Given instruction:
Would you quote the material below in full and unchanged?

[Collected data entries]
------------------------------------------------------------------------

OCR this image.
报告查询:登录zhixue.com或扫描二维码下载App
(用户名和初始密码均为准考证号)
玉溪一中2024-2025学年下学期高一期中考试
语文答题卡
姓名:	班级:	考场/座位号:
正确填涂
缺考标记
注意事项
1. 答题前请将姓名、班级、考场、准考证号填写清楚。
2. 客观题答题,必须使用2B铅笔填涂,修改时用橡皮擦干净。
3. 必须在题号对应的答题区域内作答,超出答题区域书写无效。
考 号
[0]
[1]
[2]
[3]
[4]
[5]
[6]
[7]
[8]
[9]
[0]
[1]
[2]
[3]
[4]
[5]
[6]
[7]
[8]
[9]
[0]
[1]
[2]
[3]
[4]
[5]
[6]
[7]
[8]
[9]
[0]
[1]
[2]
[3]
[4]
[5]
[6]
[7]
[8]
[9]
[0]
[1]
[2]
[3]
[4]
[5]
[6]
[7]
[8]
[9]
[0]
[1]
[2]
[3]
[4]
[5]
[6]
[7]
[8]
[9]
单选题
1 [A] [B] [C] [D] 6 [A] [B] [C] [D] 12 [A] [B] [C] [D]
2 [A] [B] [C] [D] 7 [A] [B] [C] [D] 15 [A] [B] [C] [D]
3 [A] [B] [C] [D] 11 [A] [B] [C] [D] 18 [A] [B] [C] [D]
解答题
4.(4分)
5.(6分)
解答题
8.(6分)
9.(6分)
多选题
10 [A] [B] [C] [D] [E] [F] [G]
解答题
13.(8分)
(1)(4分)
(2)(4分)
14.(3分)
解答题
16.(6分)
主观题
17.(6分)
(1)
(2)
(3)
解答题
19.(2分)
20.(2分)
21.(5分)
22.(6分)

------------------------------------------------------------------------

Expected answer:
OCR this image.
报告查询:登录zhixue.com或扫描二维码下载App
(用户名和初始密码均为准考证号)
玉溪一中2024-2025学年下学期高一期中考试
语文答题卡
姓名:	班级:	考场/座位号:
正确填涂
缺考标记
注意事项
1. 答题前请将姓名、班级、考场、准考证号填写清楚。
2. 客观题答题,必须使用2B铅笔填涂,修改时用橡皮擦干净。
3. 必须在题号对应的答题区域内作答,超出答题区域书写无效。
考 号
[0]
[1]
[2]
[3]
[4]
[5]
[6]
[7]
[8]
[9]
[0]
[1]
[2]
[3]
[4]
[5]
[6]
[7]
[8]
[9]
[0]
[1]
[2]
[3]
[4]
[5]
[6]
[7]
[8]
[9]
[0]
[1]
[2]
[3]
[4]
[5]
[6]
[7]
[8]
[9]
[0]
[1]
[2]
[3]
[4]
[5]
[6]
[7]
[8]
[9]
[0]
[1]
[2]
[3]
[4]
[5]
[6]
[7]
[8]
[9]
单选题
1 [A] [B] [C] [D] 6 [A] [B] [C] [D] 12 [A] [B] [C] [D]
2 [A] [B] [C] [D] 7 [A] [B] [C] [D] 15 [A] [B] [C] [D]
3 [A] [B] [C] [D] 11 [A] [B] [C] [D] 18 [A] [B] [C] [D]
解答题
4.(4分)
5.(6分)
解答题
8.(6分)
9.(6分)
多选题
10 [A] [B] [C] [D] [E] [F] [G]
解答题
13.(8分)
(1)(4分)
(2)(4分)
14.(3分)
解答题
16.(6分)
主观题
17.(6分)
(1)
(2)
(3)
解答题
19.(2分)
20.(2分)
21.(5分)
22.(6分)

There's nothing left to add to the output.